Data section
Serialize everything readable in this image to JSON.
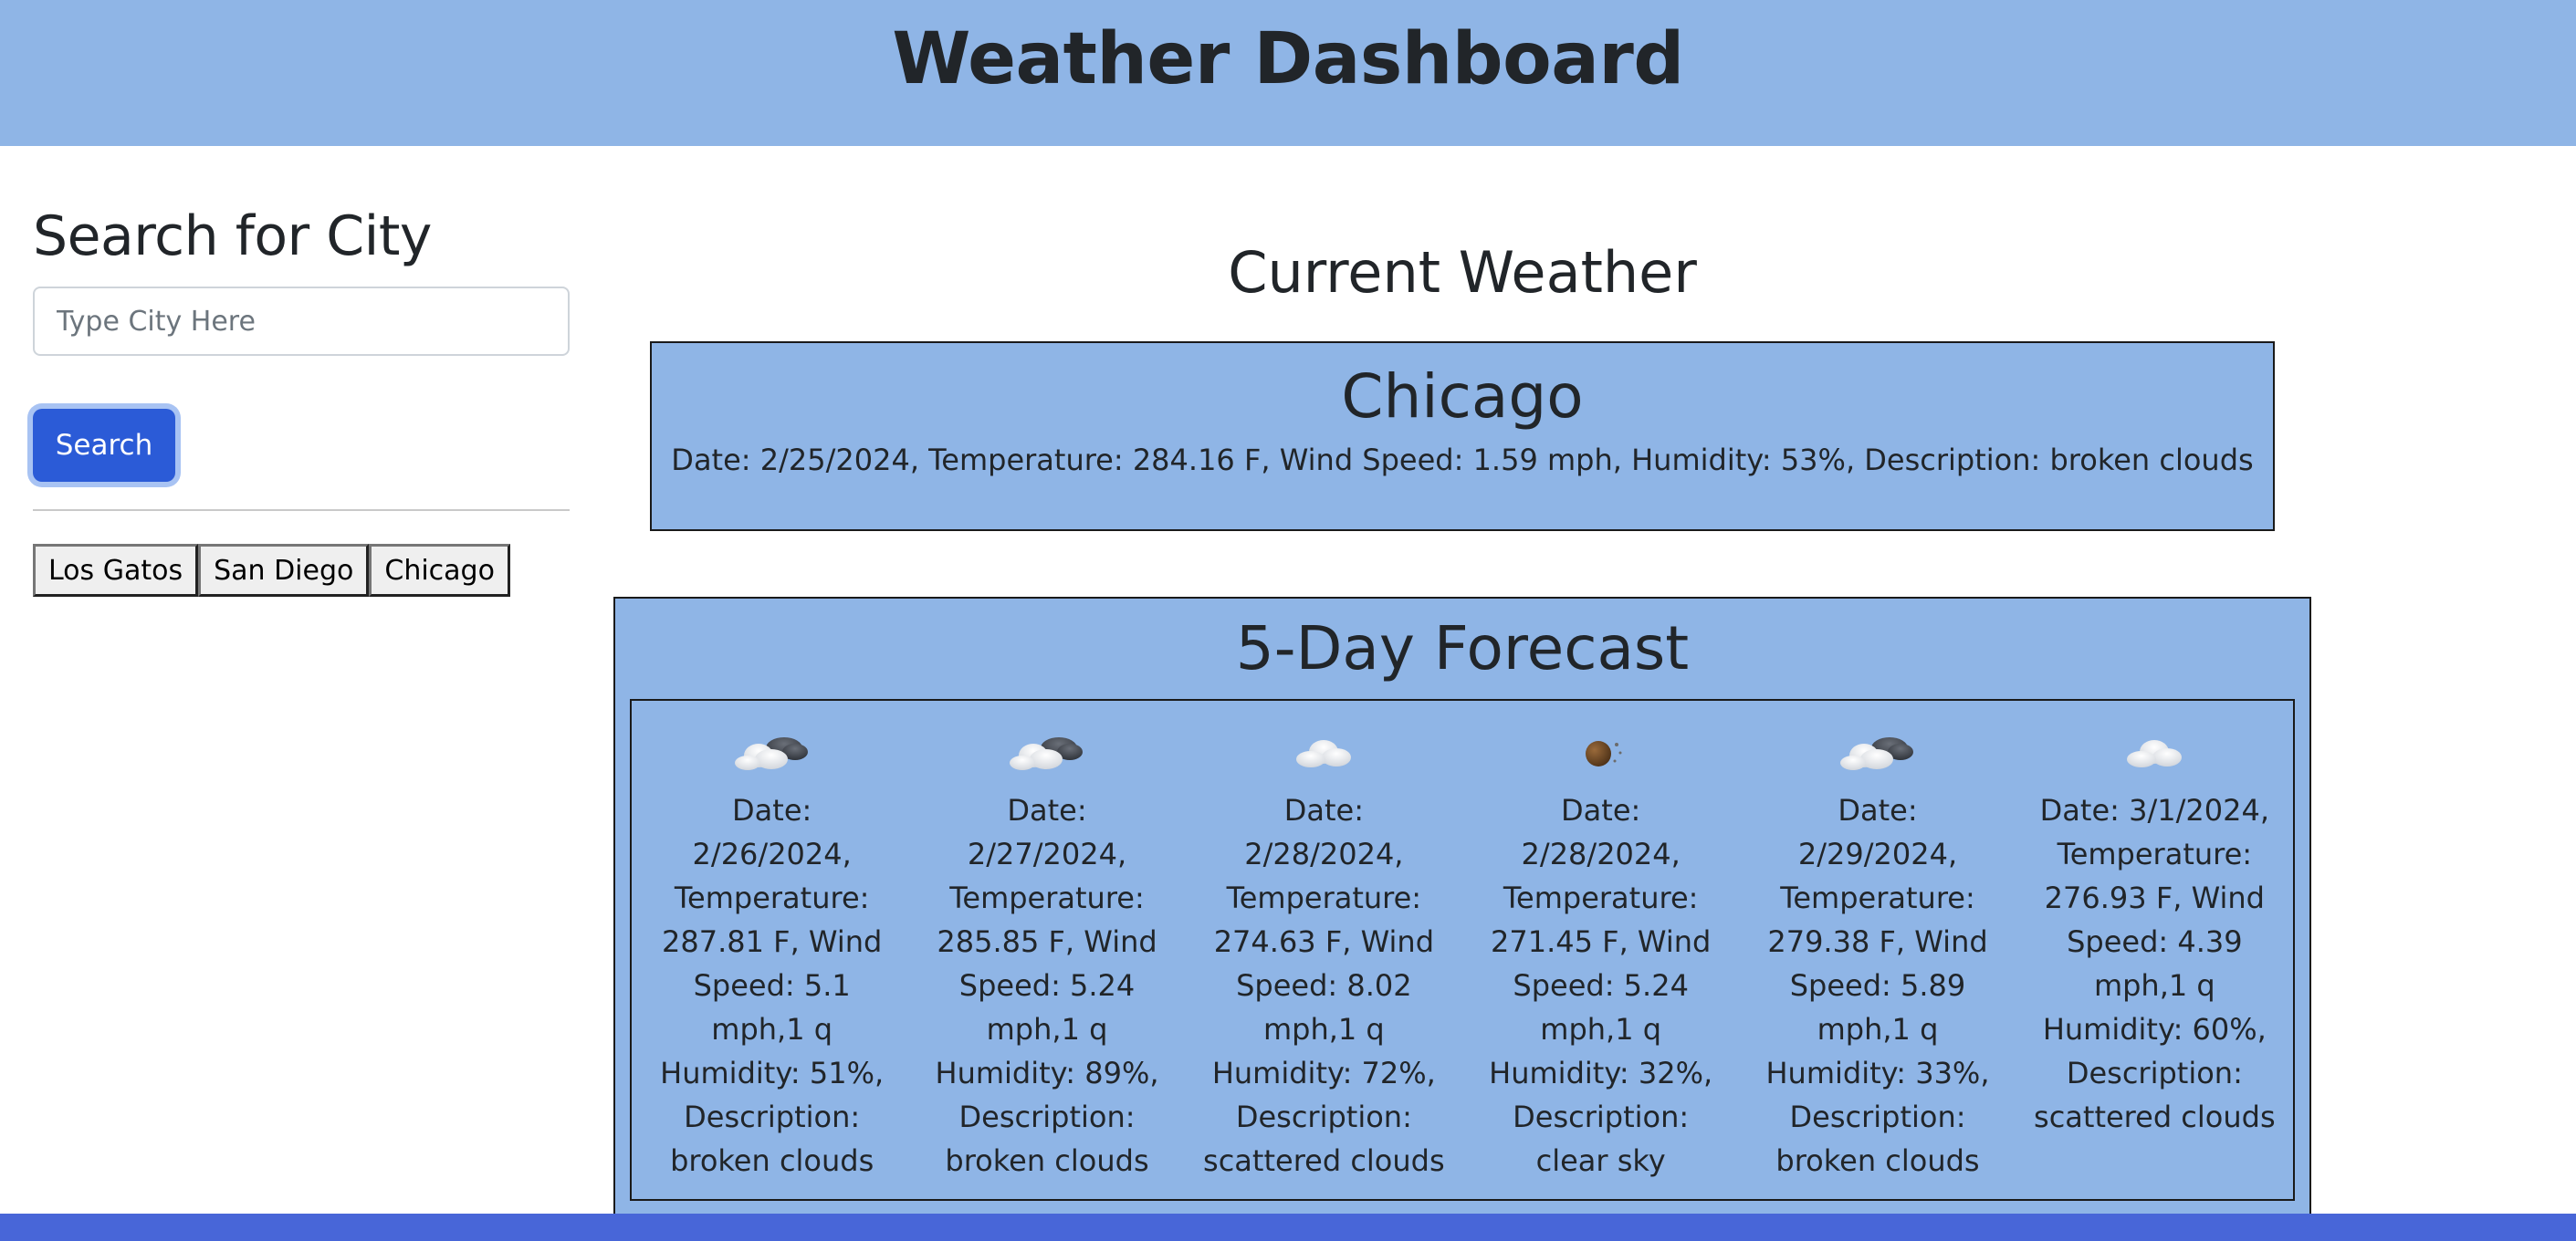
{
  "header": {
    "title": "Weather Dashboard"
  },
  "sidebar": {
    "heading": "Search for City",
    "search_placeholder": "Type City Here",
    "search_value": "",
    "search_button": "Search",
    "history": [
      "Los Gatos",
      "San Diego",
      "Chicago"
    ]
  },
  "current": {
    "section_title": "Current Weather",
    "city": "Chicago",
    "details": "Date: 2/25/2024, Temperature: 284.16 F, Wind Speed: 1.59 mph, Humidity: 53%, Description: broken clouds"
  },
  "forecast": {
    "title": "5-Day Forecast",
    "days": [
      {
        "icon": "broken-clouds-icon",
        "text": "Date: 2/26/2024, Temperature: 287.81 F, Wind Speed: 5.1 mph,1 q Humidity: 51%, Description: broken clouds"
      },
      {
        "icon": "broken-clouds-icon",
        "text": "Date: 2/27/2024, Temperature: 285.85 F, Wind Speed: 5.24 mph,1 q Humidity: 89%, Description: broken clouds"
      },
      {
        "icon": "scattered-clouds-icon",
        "text": "Date: 2/28/2024, Temperature: 274.63 F, Wind Speed: 8.02 mph,1 q Humidity: 72%, Description: scattered clouds"
      },
      {
        "icon": "clear-sky-night-icon",
        "text": "Date: 2/28/2024, Temperature: 271.45 F, Wind Speed: 5.24 mph,1 q Humidity: 32%, Description: clear sky"
      },
      {
        "icon": "broken-clouds-icon",
        "text": "Date: 2/29/2024, Temperature: 279.38 F, Wind Speed: 5.89 mph,1 q Humidity: 33%, Description: broken clouds"
      },
      {
        "icon": "scattered-clouds-icon",
        "text": "Date: 3/1/2024, Temperature: 276.93 F, Wind Speed: 4.39 mph,1 q Humidity: 60%, Description: scattered clouds"
      }
    ]
  },
  "colors": {
    "header_bg": "#8fb5e6",
    "card_bg": "#8fb5e6",
    "search_button_bg": "#2b5bd7",
    "footer_bar": "#4866d8"
  }
}
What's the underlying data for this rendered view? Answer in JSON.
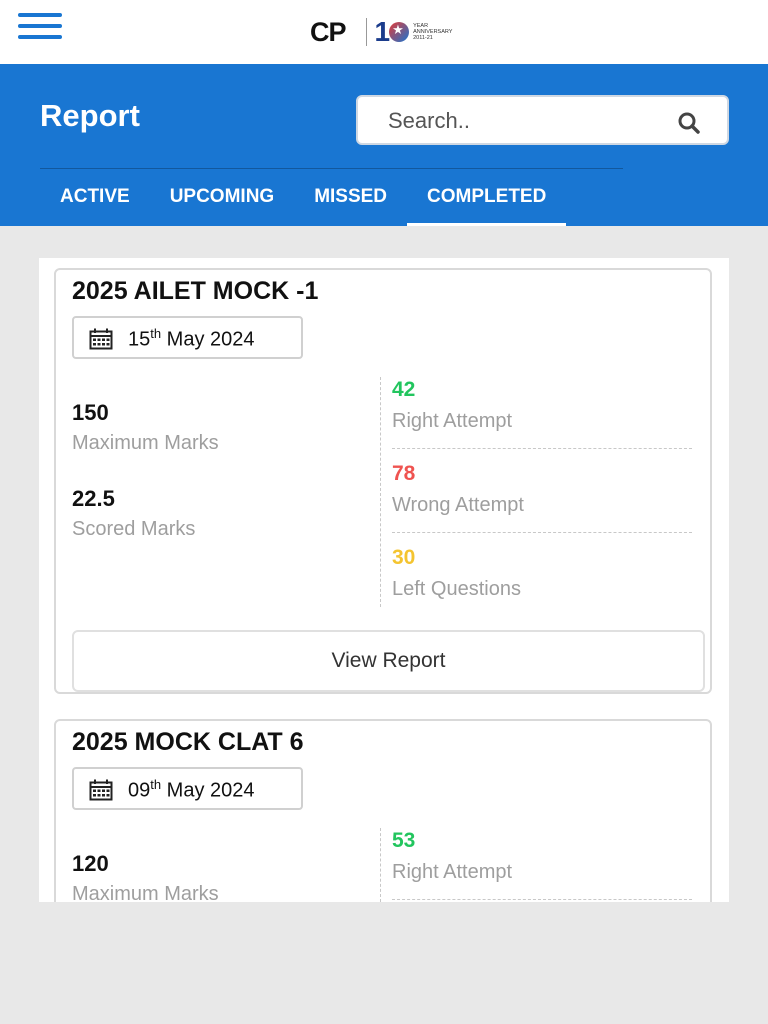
{
  "brand": {
    "logo_text": "CP",
    "anniversary_number": "1",
    "anniversary_text": "YEAR ANNIVERSARY 2011-21"
  },
  "header": {
    "title": "Report",
    "search_placeholder": "Search.."
  },
  "tabs": [
    {
      "label": "ACTIVE",
      "active": false
    },
    {
      "label": "UPCOMING",
      "active": false
    },
    {
      "label": "MISSED",
      "active": false
    },
    {
      "label": "COMPLETED",
      "active": true
    }
  ],
  "colors": {
    "primary": "#1976d2",
    "right": "#22c55e",
    "wrong": "#ef5350",
    "left": "#f4c430"
  },
  "reports": [
    {
      "title": "2025 AILET MOCK -1",
      "date_day": "15",
      "date_suffix": "th",
      "date_rest": "May 2024",
      "max_marks": "150",
      "max_marks_label": "Maximum Marks",
      "scored_marks": "22.5",
      "scored_marks_label": "Scored Marks",
      "right_attempt": "42",
      "right_attempt_label": "Right Attempt",
      "wrong_attempt": "78",
      "wrong_attempt_label": "Wrong Attempt",
      "left_questions": "30",
      "left_questions_label": "Left Questions",
      "button_label": "View Report"
    },
    {
      "title": "2025 MOCK CLAT 6",
      "date_day": "09",
      "date_suffix": "th",
      "date_rest": "May 2024",
      "max_marks": "120",
      "max_marks_label": "Maximum Marks",
      "right_attempt": "53",
      "right_attempt_label": "Right Attempt"
    }
  ]
}
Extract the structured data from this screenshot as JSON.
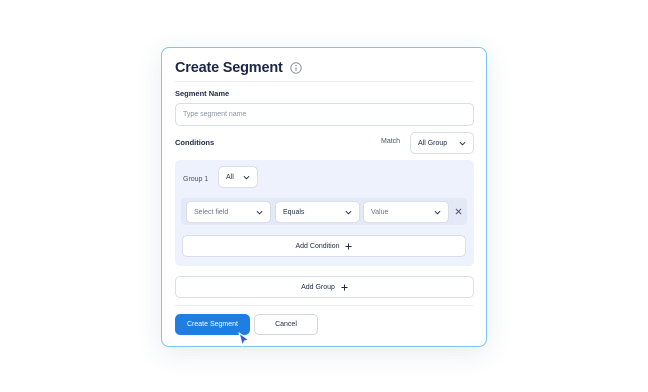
{
  "dialog": {
    "title": "Create Segment",
    "segment_name_label": "Segment Name",
    "segment_name_placeholder": "Type segment name",
    "conditions_label": "Conditions",
    "match_label": "Match",
    "match_value": "All Group",
    "group": {
      "label": "Group 1",
      "logic_value": "All",
      "condition": {
        "field_placeholder": "Select field",
        "operator_value": "Equals",
        "value_placeholder": "Value"
      },
      "add_condition_label": "Add Condition"
    },
    "add_group_label": "Add Group",
    "create_button_label": "Create Segment",
    "cancel_button_label": "Cancel"
  },
  "colors": {
    "primary": "#1e7fe0",
    "dialog_border": "#7cc4f4",
    "group_bg": "#eef2fc",
    "title_text": "#1b2745"
  },
  "icons": [
    "info-icon",
    "chevron-down-icon",
    "close-icon",
    "plus-icon",
    "cursor-pointer-icon"
  ]
}
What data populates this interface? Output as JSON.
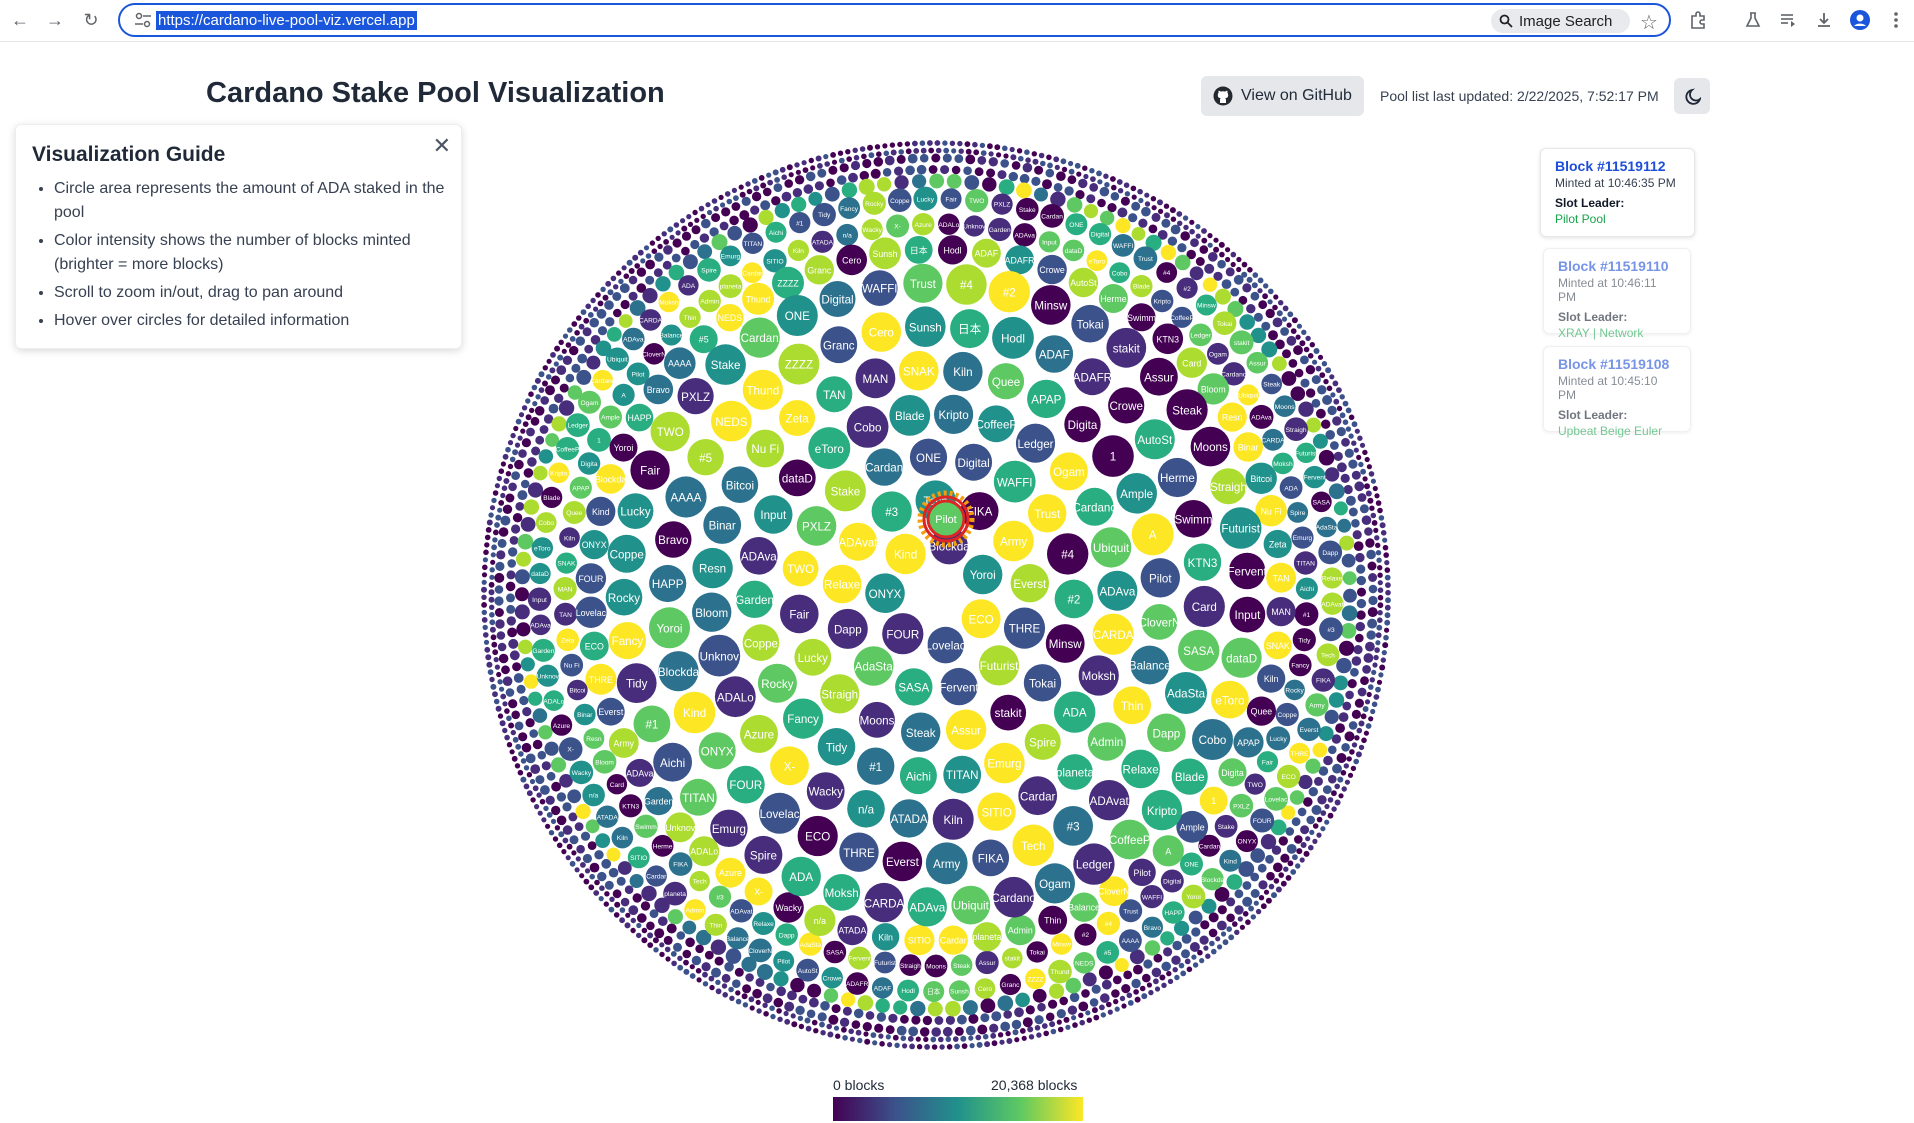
{
  "browser": {
    "url": "https://cardano-live-pool-viz.vercel.app",
    "image_search_label": "Image Search"
  },
  "header": {
    "title": "Cardano Stake Pool Visualization",
    "github_label": "View on GitHub",
    "updated": "Pool list last updated: 2/22/2025, 7:52:17 PM"
  },
  "guide": {
    "title": "Visualization Guide",
    "items": [
      "Circle area represents the amount of ADA staked in the pool",
      "Color intensity shows the number of blocks minted (brighter = more blocks)",
      "Scroll to zoom in/out, drag to pan around",
      "Hover over circles for detailed information"
    ]
  },
  "blocks": [
    {
      "number": "Block #11519112",
      "time": "Minted at 10:46:35 PM",
      "label": "Slot Leader:",
      "leader": "Pilot Pool"
    },
    {
      "number": "Block #11519110",
      "time": "Minted at 10:46:11 PM",
      "label": "Slot Leader:",
      "leader": "XRAY | Network"
    },
    {
      "number": "Block #11519108",
      "time": "Minted at 10:45:10 PM",
      "label": "Slot Leader:",
      "leader": "Upbeat Beige Euler"
    }
  ],
  "legend": {
    "min": "0 blocks",
    "max": "20,368 blocks",
    "colors": [
      "#440154",
      "#3b528b",
      "#21918c",
      "#5ec962",
      "#fde725"
    ]
  },
  "pools": {
    "highlighted": "Pilot",
    "labels": [
      "Pilot",
      "CloverN",
      "Balance",
      "Thin",
      "Admin",
      "planeta",
      "Cardar",
      "SITIO",
      "Kiln",
      "ATADA",
      "n/a",
      "Wacky",
      "X-",
      "Azure",
      "ADALo",
      "Unknov",
      "Garden",
      "ADAva",
      "Input",
      "dataD",
      "eToro",
      "Cobo",
      "Blade",
      "Kripto",
      "CoffeeP",
      "Ledger",
      "Ogam",
      "Cardano",
      "Ubiquit",
      "ADAva",
      "CARDA",
      "Moksh",
      "ADA",
      "Spire",
      "Emurg",
      "TITAN",
      "Aichi",
      "#1",
      "Tidy",
      "Fancy",
      "Rocky",
      "Coppe",
      "Lucky",
      "Fair",
      "TWO",
      "PXLZ",
      "Stake",
      "Cardan",
      "ONE",
      "Digital",
      "WAFFI",
      "Trust",
      "#4",
      "#2",
      "Minsw",
      "Tokai",
      "stakit",
      "Assur",
      "Steak",
      "Moons",
      "Straigh",
      "Futurist",
      "Fervent",
      "SASA",
      "AdaSta",
      "Dapp",
      "Relaxe",
      "ADAvat",
      "#3",
      "Tech",
      "FIKA",
      "Army",
      "Everst",
      "THRE",
      "ECO",
      "Lovelac",
      "FOUR",
      "ONYX",
      "Kind",
      "Blockda",
      "Yoroi",
      "HAPP",
      "Bravo",
      "AAAA",
      "#5",
      "NEDS",
      "Thund",
      "ZZZZ",
      "Granc",
      "Cero",
      "Sunsh",
      "日本",
      "Hodl",
      "ADAF",
      "ADAFR",
      "Crowe",
      "AutoSt",
      "Herme",
      "Swimm",
      "KTN3",
      "Card",
      "Bloom",
      "Resn",
      "Binar",
      "Bitcoi",
      "Nu Fi",
      "Zeta",
      "TAN",
      "MAN",
      "SNAK",
      "Kiln",
      "Quee",
      "APAP",
      "Digita",
      "1",
      "Ample",
      "A"
    ]
  }
}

What is required
Working from the entries above, return all lines that contain "blocks".

Expected answer
      "Color intensity shows the number of blocks minted (brighter = more blocks)",
  "blocks": [
    "min": "0 blocks",
    "max": "20,368 blocks",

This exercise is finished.